# Material for this exercise start

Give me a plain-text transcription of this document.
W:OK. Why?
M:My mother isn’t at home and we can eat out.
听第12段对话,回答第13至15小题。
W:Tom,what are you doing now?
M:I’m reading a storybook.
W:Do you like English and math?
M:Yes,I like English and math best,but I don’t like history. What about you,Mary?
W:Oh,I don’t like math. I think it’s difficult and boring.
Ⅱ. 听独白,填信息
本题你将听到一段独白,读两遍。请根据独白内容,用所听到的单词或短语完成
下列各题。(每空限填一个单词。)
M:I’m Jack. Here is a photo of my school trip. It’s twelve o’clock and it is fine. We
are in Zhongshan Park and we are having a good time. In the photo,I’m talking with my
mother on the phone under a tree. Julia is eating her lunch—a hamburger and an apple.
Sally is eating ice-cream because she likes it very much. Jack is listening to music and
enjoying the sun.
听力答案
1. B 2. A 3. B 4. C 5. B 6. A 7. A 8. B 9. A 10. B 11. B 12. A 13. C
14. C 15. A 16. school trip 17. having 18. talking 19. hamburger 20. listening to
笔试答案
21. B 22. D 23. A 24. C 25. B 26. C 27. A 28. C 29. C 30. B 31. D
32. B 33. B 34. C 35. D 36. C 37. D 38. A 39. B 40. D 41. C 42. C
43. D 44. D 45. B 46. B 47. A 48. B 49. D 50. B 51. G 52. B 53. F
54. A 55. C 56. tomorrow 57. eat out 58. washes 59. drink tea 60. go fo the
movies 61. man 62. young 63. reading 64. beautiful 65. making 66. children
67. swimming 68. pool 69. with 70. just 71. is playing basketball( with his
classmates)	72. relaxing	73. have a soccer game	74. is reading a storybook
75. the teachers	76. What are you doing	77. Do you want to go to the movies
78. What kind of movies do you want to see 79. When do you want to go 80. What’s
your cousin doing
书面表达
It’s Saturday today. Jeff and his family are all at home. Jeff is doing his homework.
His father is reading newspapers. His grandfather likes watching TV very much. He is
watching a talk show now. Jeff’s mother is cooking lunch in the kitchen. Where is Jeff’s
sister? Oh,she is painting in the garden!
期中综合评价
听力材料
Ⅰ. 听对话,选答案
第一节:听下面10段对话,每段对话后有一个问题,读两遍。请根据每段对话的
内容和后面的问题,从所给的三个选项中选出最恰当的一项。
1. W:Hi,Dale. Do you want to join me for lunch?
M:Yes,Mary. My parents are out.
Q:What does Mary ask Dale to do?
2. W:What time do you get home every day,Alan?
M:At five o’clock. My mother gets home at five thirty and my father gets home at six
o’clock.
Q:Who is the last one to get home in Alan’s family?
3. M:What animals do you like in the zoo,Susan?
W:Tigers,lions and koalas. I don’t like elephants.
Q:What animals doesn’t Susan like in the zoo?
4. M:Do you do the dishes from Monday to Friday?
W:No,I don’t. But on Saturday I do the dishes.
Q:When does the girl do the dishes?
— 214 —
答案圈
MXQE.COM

# Material for this exercise end

Output the entries verbatim.

→ Solved problem:
Give me a plain-text transcription of this document.
W:OK. Why?
M:My mother isn’t at home and we can eat out.
听第12段对话,回答第13至15小题。
W:Tom,what are you doing now?
M:I’m reading a storybook.
W:Do you like English and math?
M:Yes,I like English and math best,but I don’t like history. What about you,Mary?
W:Oh,I don’t like math. I think it’s difficult and boring.
Ⅱ. 听独白,填信息
本题你将听到一段独白,读两遍。请根据独白内容,用所听到的单词或短语完成
下列各题。(每空限填一个单词。)
M:I’m Jack. Here is a photo of my school trip. It’s twelve o’clock and it is fine. We
are in Zhongshan Park and we are having a good time. In the photo,I’m talking with my
mother on the phone under a tree. Julia is eating her lunch—a hamburger and an apple.
Sally is eating ice-cream because she likes it very much. Jack is listening to music and
enjoying the sun.
听力答案
1. B 2. A 3. B 4. C 5. B 6. A 7. A 8. B 9. A 10. B 11. B 12. A 13. C
14. C 15. A 16. school trip 17. having 18. talking 19. hamburger 20. listening to
笔试答案
21. B 22. D 23. A 24. C 25. B 26. C 27. A 28. C 29. C 30. B 31. D
32. B 33. B 34. C 35. D 36. C 37. D 38. A 39. B 40. D 41. C 42. C
43. D 44. D 45. B 46. B 47. A 48. B 49. D 50. B 51. G 52. B 53. F
54. A 55. C 56. tomorrow 57. eat out 58. washes 59. drink tea 60. go fo the
movies 61. man 62. young 63. reading 64. beautiful 65. making 66. children
67. swimming 68. pool 69. with 70. just 71. is playing basketball( with his
classmates)	72. relaxing	73. have a soccer game	74. is reading a storybook
75. the teachers	76. What are you doing	77. Do you want to go to the movies
78. What kind of movies do you want to see 79. When do you want to go 80. What’s
your cousin doing
书面表达
It’s Saturday today. Jeff and his family are all at home. Jeff is doing his homework.
His father is reading newspapers. His grandfather likes watching TV very much. He is
watching a talk show now. Jeff’s mother is cooking lunch in the kitchen. Where is Jeff’s
sister? Oh,she is painting in the garden!
期中综合评价
听力材料
Ⅰ. 听对话,选答案
第一节:听下面10段对话,每段对话后有一个问题,读两遍。请根据每段对话的
内容和后面的问题,从所给的三个选项中选出最恰当的一项。
1. W:Hi,Dale. Do you want to join me for lunch?
M:Yes,Mary. My parents are out.
Q:What does Mary ask Dale to do?
2. W:What time do you get home every day,Alan?
M:At five o’clock. My mother gets home at five thirty and my father gets home at six
o’clock.
Q:Who is the last one to get home in Alan’s family?
3. M:What animals do you like in the zoo,Susan?
W:Tigers,lions and koalas. I don’t like elephants.
Q:What animals doesn’t Susan like in the zoo?
4. M:Do you do the dishes from Monday to Friday?
W:No,I don’t. But on Saturday I do the dishes.
Q:When does the girl do the dishes?
— 214 —
答案圈
MXQE.COM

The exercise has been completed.